** Begin RECORDS SUPPLIED **
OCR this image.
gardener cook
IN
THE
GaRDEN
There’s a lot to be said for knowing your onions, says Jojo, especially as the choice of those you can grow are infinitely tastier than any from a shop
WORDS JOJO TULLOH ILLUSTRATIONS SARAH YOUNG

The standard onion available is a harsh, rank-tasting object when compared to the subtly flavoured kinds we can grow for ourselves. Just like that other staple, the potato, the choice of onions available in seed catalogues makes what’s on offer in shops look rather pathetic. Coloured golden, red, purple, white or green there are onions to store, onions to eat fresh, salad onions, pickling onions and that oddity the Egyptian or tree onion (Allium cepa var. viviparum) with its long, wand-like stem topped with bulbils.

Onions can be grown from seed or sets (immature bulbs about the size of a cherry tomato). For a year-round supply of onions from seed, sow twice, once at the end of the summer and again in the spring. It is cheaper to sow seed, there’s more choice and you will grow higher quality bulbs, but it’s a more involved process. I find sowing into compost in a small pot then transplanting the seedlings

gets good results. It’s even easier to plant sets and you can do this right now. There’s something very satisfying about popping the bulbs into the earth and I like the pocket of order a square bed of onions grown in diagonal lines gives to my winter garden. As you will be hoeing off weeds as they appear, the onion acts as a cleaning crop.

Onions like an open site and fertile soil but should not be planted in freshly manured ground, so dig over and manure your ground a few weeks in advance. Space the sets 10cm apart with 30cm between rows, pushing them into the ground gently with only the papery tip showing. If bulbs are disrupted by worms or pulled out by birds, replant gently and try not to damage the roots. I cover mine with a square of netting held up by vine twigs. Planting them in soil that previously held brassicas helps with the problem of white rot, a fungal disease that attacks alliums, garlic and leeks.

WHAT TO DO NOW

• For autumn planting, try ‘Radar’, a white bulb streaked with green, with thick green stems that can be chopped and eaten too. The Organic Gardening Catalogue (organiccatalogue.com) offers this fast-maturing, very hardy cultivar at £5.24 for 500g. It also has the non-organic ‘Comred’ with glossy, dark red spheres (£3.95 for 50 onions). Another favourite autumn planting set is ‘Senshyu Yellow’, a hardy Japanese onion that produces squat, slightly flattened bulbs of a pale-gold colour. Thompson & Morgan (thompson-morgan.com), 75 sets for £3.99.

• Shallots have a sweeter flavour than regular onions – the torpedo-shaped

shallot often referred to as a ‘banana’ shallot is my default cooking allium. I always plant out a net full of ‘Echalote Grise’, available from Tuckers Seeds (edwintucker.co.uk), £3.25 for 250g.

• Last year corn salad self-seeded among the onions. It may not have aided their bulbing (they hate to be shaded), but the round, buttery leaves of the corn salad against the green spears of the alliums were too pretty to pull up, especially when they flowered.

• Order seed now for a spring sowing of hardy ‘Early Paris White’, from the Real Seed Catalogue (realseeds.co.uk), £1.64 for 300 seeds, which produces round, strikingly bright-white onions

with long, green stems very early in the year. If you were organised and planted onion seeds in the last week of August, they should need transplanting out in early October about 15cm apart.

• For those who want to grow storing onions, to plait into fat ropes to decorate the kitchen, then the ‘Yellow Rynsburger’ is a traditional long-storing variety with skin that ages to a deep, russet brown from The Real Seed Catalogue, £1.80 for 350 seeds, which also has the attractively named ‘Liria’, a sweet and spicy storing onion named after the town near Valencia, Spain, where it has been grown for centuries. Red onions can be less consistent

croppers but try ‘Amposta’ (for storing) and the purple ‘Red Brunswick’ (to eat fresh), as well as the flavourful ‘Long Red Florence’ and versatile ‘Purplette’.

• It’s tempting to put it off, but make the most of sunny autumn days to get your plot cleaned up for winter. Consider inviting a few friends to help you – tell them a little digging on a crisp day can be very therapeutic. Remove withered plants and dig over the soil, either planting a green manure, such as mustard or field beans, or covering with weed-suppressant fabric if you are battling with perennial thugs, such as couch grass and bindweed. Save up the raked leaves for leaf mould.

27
** End RECORDS SUPPLIED **
- **WHAT YOU ARE ASKED TO DO**:
Return every record above exactly as it appears.

- **TASK RESPONSE**:
OCR this image.
gardener cook
IN
THE
GaRDEN
There’s a lot to be said for knowing your onions, says Jojo, especially as the choice of those you can grow are infinitely tastier than any from a shop
WORDS JOJO TULLOH ILLUSTRATIONS SARAH YOUNG

The standard onion available is a harsh, rank-tasting object when compared to the subtly flavoured kinds we can grow for ourselves. Just like that other staple, the potato, the choice of onions available in seed catalogues makes what’s on offer in shops look rather pathetic. Coloured golden, red, purple, white or green there are onions to store, onions to eat fresh, salad onions, pickling onions and that oddity the Egyptian or tree onion (Allium cepa var. viviparum) with its long, wand-like stem topped with bulbils.

Onions can be grown from seed or sets (immature bulbs about the size of a cherry tomato). For a year-round supply of onions from seed, sow twice, once at the end of the summer and again in the spring. It is cheaper to sow seed, there’s more choice and you will grow higher quality bulbs, but it’s a more involved process. I find sowing into compost in a small pot then transplanting the seedlings

gets good results. It’s even easier to plant sets and you can do this right now. There’s something very satisfying about popping the bulbs into the earth and I like the pocket of order a square bed of onions grown in diagonal lines gives to my winter garden. As you will be hoeing off weeds as they appear, the onion acts as a cleaning crop.

Onions like an open site and fertile soil but should not be planted in freshly manured ground, so dig over and manure your ground a few weeks in advance. Space the sets 10cm apart with 30cm between rows, pushing them into the ground gently with only the papery tip showing. If bulbs are disrupted by worms or pulled out by birds, replant gently and try not to damage the roots. I cover mine with a square of netting held up by vine twigs. Planting them in soil that previously held brassicas helps with the problem of white rot, a fungal disease that attacks alliums, garlic and leeks.

WHAT TO DO NOW

• For autumn planting, try ‘Radar’, a white bulb streaked with green, with thick green stems that can be chopped and eaten too. The Organic Gardening Catalogue (organiccatalogue.com) offers this fast-maturing, very hardy cultivar at £5.24 for 500g. It also has the non-organic ‘Comred’ with glossy, dark red spheres (£3.95 for 50 onions). Another favourite autumn planting set is ‘Senshyu Yellow’, a hardy Japanese onion that produces squat, slightly flattened bulbs of a pale-gold colour. Thompson & Morgan (thompson-morgan.com), 75 sets for £3.99.

• Shallots have a sweeter flavour than regular onions – the torpedo-shaped

shallot often referred to as a ‘banana’ shallot is my default cooking allium. I always plant out a net full of ‘Echalote Grise’, available from Tuckers Seeds (edwintucker.co.uk), £3.25 for 250g.

• Last year corn salad self-seeded among the onions. It may not have aided their bulbing (they hate to be shaded), but the round, buttery leaves of the corn salad against the green spears of the alliums were too pretty to pull up, especially when they flowered.

• Order seed now for a spring sowing of hardy ‘Early Paris White’, from the Real Seed Catalogue (realseeds.co.uk), £1.64 for 300 seeds, which produces round, strikingly bright-white onions

with long, green stems very early in the year. If you were organised and planted onion seeds in the last week of August, they should need transplanting out in early October about 15cm apart.

• For those who want to grow storing onions, to plait into fat ropes to decorate the kitchen, then the ‘Yellow Rynsburger’ is a traditional long-storing variety with skin that ages to a deep, russet brown from The Real Seed Catalogue, £1.80 for 350 seeds, which also has the attractively named ‘Liria’, a sweet and spicy storing onion named after the town near Valencia, Spain, where it has been grown for centuries. Red onions can be less consistent

croppers but try ‘Amposta’ (for storing) and the purple ‘Red Brunswick’ (to eat fresh), as well as the flavourful ‘Long Red Florence’ and versatile ‘Purplette’.

• It’s tempting to put it off, but make the most of sunny autumn days to get your plot cleaned up for winter. Consider inviting a few friends to help you – tell them a little digging on a crisp day can be very therapeutic. Remove withered plants and dig over the soil, either planting a green manure, such as mustard or field beans, or covering with weed-suppressant fabric if you are battling with perennial thugs, such as couch grass and bindweed. Save up the raked leaves for leaf mould.

27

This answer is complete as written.